## START WORKING DATA
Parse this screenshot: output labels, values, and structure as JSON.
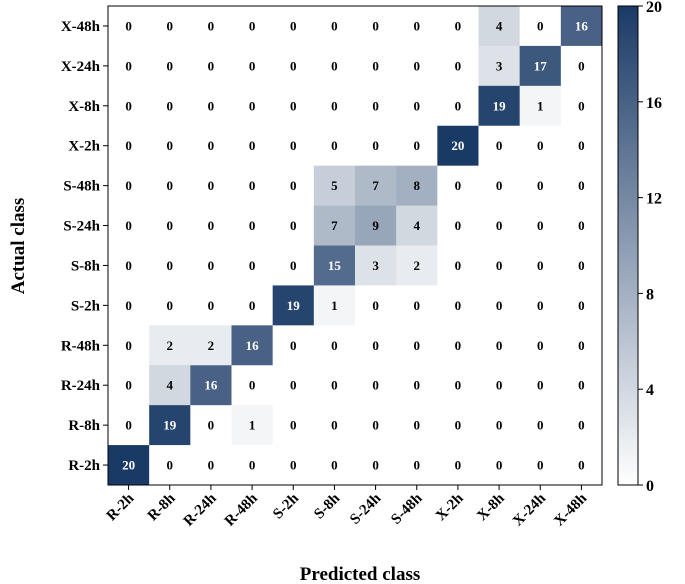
{
  "chart_data": {
    "type": "heatmap",
    "xlabel": "Predicted class",
    "ylabel": "Actual class",
    "x_categories": [
      "R-2h",
      "R-8h",
      "R-24h",
      "R-48h",
      "S-2h",
      "S-8h",
      "S-24h",
      "S-48h",
      "X-2h",
      "X-8h",
      "X-24h",
      "X-48h"
    ],
    "y_categories": [
      "X-48h",
      "X-24h",
      "X-8h",
      "X-2h",
      "S-48h",
      "S-24h",
      "S-8h",
      "S-2h",
      "R-48h",
      "R-24h",
      "R-8h",
      "R-2h"
    ],
    "values": [
      [
        0,
        0,
        0,
        0,
        0,
        0,
        0,
        0,
        0,
        4,
        0,
        16
      ],
      [
        0,
        0,
        0,
        0,
        0,
        0,
        0,
        0,
        0,
        3,
        17,
        0
      ],
      [
        0,
        0,
        0,
        0,
        0,
        0,
        0,
        0,
        0,
        19,
        1,
        0
      ],
      [
        0,
        0,
        0,
        0,
        0,
        0,
        0,
        0,
        20,
        0,
        0,
        0
      ],
      [
        0,
        0,
        0,
        0,
        0,
        5,
        7,
        8,
        0,
        0,
        0,
        0
      ],
      [
        0,
        0,
        0,
        0,
        0,
        7,
        9,
        4,
        0,
        0,
        0,
        0
      ],
      [
        0,
        0,
        0,
        0,
        0,
        15,
        3,
        2,
        0,
        0,
        0,
        0
      ],
      [
        0,
        0,
        0,
        0,
        19,
        1,
        0,
        0,
        0,
        0,
        0,
        0
      ],
      [
        0,
        2,
        2,
        16,
        0,
        0,
        0,
        0,
        0,
        0,
        0,
        0
      ],
      [
        0,
        4,
        16,
        0,
        0,
        0,
        0,
        0,
        0,
        0,
        0,
        0
      ],
      [
        0,
        19,
        0,
        1,
        0,
        0,
        0,
        0,
        0,
        0,
        0,
        0
      ],
      [
        20,
        0,
        0,
        0,
        0,
        0,
        0,
        0,
        0,
        0,
        0,
        0
      ]
    ],
    "colorbar": {
      "min": 0,
      "max": 20,
      "ticks": [
        0,
        4,
        8,
        12,
        16,
        20
      ],
      "color_low": "#ffffff",
      "color_high": "#1a3a66"
    }
  }
}
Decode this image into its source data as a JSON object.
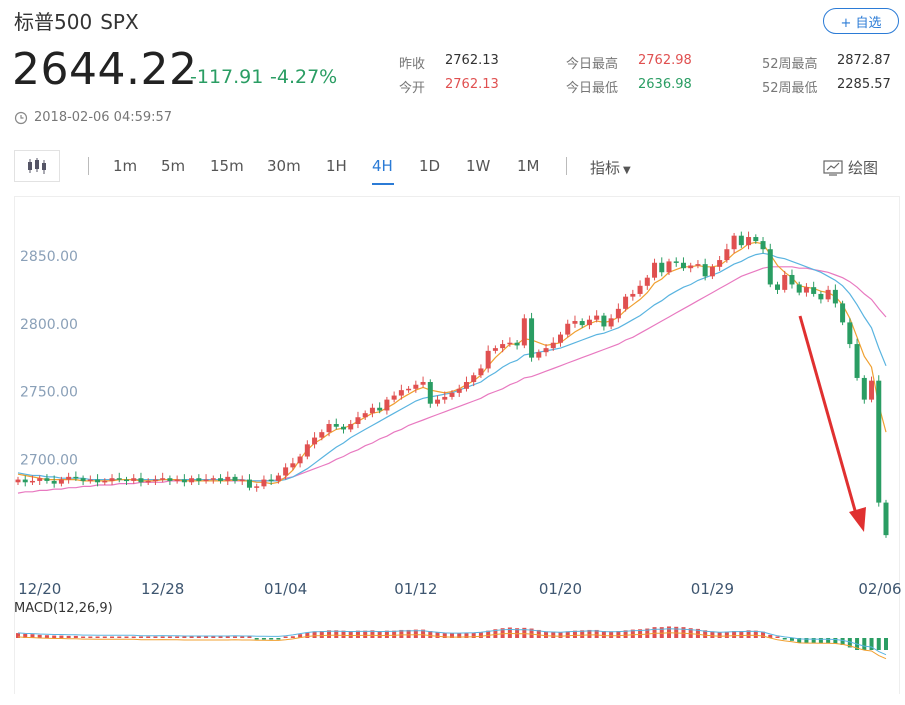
{
  "header": {
    "name": "标普500",
    "code": "SPX",
    "add_label": "+ 自选",
    "price": "2644.22",
    "change": "-117.91",
    "change_pct": "-4.27%",
    "timestamp": "2018-02-06 04:59:57"
  },
  "stats": [
    {
      "label": "昨收",
      "value": "2762.13",
      "color": "neutral"
    },
    {
      "label": "今开",
      "value": "2762.13",
      "color": "red"
    },
    {
      "label": "今日最高",
      "value": "2762.98",
      "color": "red"
    },
    {
      "label": "今日最低",
      "value": "2636.98",
      "color": "green"
    },
    {
      "label": "52周最高",
      "value": "2872.87",
      "color": "neutral"
    },
    {
      "label": "52周最低",
      "value": "2285.57",
      "color": "neutral"
    }
  ],
  "toolbar": {
    "periods": [
      "1m",
      "5m",
      "15m",
      "30m",
      "1H",
      "4H",
      "1D",
      "1W",
      "1M"
    ],
    "active": "4H",
    "indicator_label": "指标",
    "draw_label": "绘图",
    "kline_icon": "candlestick-icon",
    "draw_icon": "draw-chart-icon"
  },
  "colors": {
    "up": "#e05050",
    "down": "#2a9d63",
    "accent": "#2b7bd6",
    "ma_short": "#f0a030",
    "ma_mid": "#5ab4e0",
    "ma_long": "#e879c0",
    "arrow": "#e03030"
  },
  "chart_data": [
    {
      "type": "candlestick",
      "x_tick_labels": [
        "12/20",
        "12/28",
        "01/04",
        "01/12",
        "01/20",
        "01/29",
        "02/06"
      ],
      "y_tick_labels": [
        "2850.00",
        "2800.00",
        "2750.00",
        "2700.00"
      ],
      "y_ticks": [
        2850,
        2800,
        2750,
        2700
      ],
      "ylim": [
        2640,
        2880
      ],
      "grid": false,
      "close": [
        2685,
        2683,
        2684,
        2686,
        2684,
        2682,
        2685,
        2687,
        2686,
        2684,
        2685,
        2683,
        2684,
        2686,
        2685,
        2684,
        2686,
        2683,
        2684,
        2685,
        2686,
        2684,
        2685,
        2683,
        2686,
        2684,
        2685,
        2686,
        2684,
        2687,
        2684,
        2685,
        2679,
        2680,
        2685,
        2684,
        2688,
        2694,
        2697,
        2702,
        2711,
        2716,
        2720,
        2726,
        2724,
        2722,
        2726,
        2731,
        2734,
        2738,
        2736,
        2744,
        2747,
        2751,
        2752,
        2755,
        2757,
        2741,
        2744,
        2746,
        2749,
        2752,
        2757,
        2762,
        2767,
        2780,
        2782,
        2785,
        2786,
        2784,
        2804,
        2775,
        2779,
        2782,
        2786,
        2792,
        2800,
        2802,
        2799,
        2803,
        2806,
        2798,
        2804,
        2811,
        2820,
        2822,
        2828,
        2834,
        2845,
        2838,
        2846,
        2845,
        2841,
        2843,
        2844,
        2835,
        2842,
        2847,
        2855,
        2865,
        2858,
        2864,
        2861,
        2855,
        2829,
        2825,
        2836,
        2829,
        2823,
        2827,
        2822,
        2818,
        2825,
        2815,
        2801,
        2785,
        2760,
        2744,
        2758,
        2668,
        2644
      ],
      "ma_short": [
        2689,
        2688,
        2687,
        2686,
        2685,
        2685,
        2685,
        2685,
        2685,
        2684,
        2684,
        2684,
        2684,
        2684,
        2685,
        2685,
        2685,
        2684,
        2684,
        2684,
        2685,
        2685,
        2685,
        2684,
        2684,
        2684,
        2684,
        2684,
        2684,
        2684,
        2685,
        2684,
        2684,
        2683,
        2683,
        2682,
        2683,
        2687,
        2692,
        2700,
        2707,
        2712,
        2715,
        2719,
        2722,
        2723,
        2725,
        2728,
        2731,
        2734,
        2735,
        2738,
        2741,
        2745,
        2748,
        2751,
        2753,
        2751,
        2750,
        2749,
        2750,
        2752,
        2755,
        2758,
        2762,
        2769,
        2775,
        2780,
        2785,
        2785,
        2789,
        2788,
        2786,
        2784,
        2785,
        2786,
        2790,
        2794,
        2797,
        2800,
        2802,
        2801,
        2802,
        2805,
        2810,
        2814,
        2818,
        2823,
        2830,
        2833,
        2838,
        2840,
        2842,
        2842,
        2843,
        2842,
        2842,
        2843,
        2847,
        2852,
        2855,
        2859,
        2860,
        2859,
        2851,
        2843,
        2838,
        2834,
        2828,
        2827,
        2826,
        2824,
        2823,
        2820,
        2814,
        2804,
        2790,
        2776,
        2768,
        2740,
        2720
      ],
      "ma_mid": [
        2690,
        2689,
        2688,
        2688,
        2687,
        2687,
        2686,
        2686,
        2686,
        2686,
        2685,
        2685,
        2685,
        2685,
        2685,
        2685,
        2685,
        2685,
        2685,
        2685,
        2685,
        2685,
        2685,
        2685,
        2685,
        2685,
        2685,
        2685,
        2685,
        2685,
        2685,
        2685,
        2684,
        2684,
        2684,
        2684,
        2684,
        2685,
        2687,
        2690,
        2693,
        2697,
        2701,
        2705,
        2709,
        2712,
        2716,
        2719,
        2722,
        2725,
        2728,
        2731,
        2734,
        2737,
        2740,
        2743,
        2745,
        2746,
        2747,
        2748,
        2749,
        2751,
        2753,
        2755,
        2757,
        2761,
        2764,
        2768,
        2771,
        2773,
        2777,
        2778,
        2779,
        2780,
        2781,
        2782,
        2784,
        2786,
        2788,
        2790,
        2792,
        2793,
        2795,
        2797,
        2800,
        2803,
        2806,
        2810,
        2814,
        2817,
        2821,
        2824,
        2827,
        2829,
        2832,
        2834,
        2836,
        2838,
        2841,
        2844,
        2846,
        2849,
        2851,
        2852,
        2851,
        2849,
        2848,
        2846,
        2844,
        2842,
        2840,
        2838,
        2835,
        2832,
        2828,
        2822,
        2814,
        2805,
        2797,
        2782,
        2769
      ],
      "ma_long": [
        2675,
        2676,
        2676,
        2677,
        2677,
        2678,
        2678,
        2679,
        2679,
        2680,
        2680,
        2681,
        2681,
        2681,
        2682,
        2682,
        2682,
        2683,
        2683,
        2683,
        2683,
        2684,
        2684,
        2684,
        2684,
        2684,
        2684,
        2684,
        2684,
        2684,
        2684,
        2684,
        2684,
        2684,
        2684,
        2684,
        2685,
        2686,
        2687,
        2689,
        2691,
        2693,
        2695,
        2697,
        2700,
        2702,
        2705,
        2707,
        2710,
        2712,
        2715,
        2717,
        2720,
        2722,
        2725,
        2727,
        2729,
        2731,
        2733,
        2735,
        2737,
        2739,
        2741,
        2743,
        2745,
        2748,
        2750,
        2752,
        2755,
        2757,
        2760,
        2761,
        2763,
        2765,
        2767,
        2769,
        2771,
        2773,
        2775,
        2777,
        2779,
        2781,
        2783,
        2785,
        2788,
        2790,
        2793,
        2796,
        2799,
        2802,
        2805,
        2808,
        2811,
        2814,
        2817,
        2820,
        2823,
        2826,
        2829,
        2832,
        2835,
        2837,
        2839,
        2841,
        2842,
        2842,
        2842,
        2842,
        2841,
        2841,
        2840,
        2839,
        2838,
        2836,
        2834,
        2831,
        2827,
        2822,
        2818,
        2811,
        2805
      ]
    },
    {
      "type": "bar",
      "title": "MACD(12,26,9)"
    }
  ]
}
## END WORKING DATA
◆ DO THIS
Pull every line containing "class" out of the data above.

◆ WORKED ANSWER
    "xlabel": "Predicted class",
    "ylabel": "Actual class",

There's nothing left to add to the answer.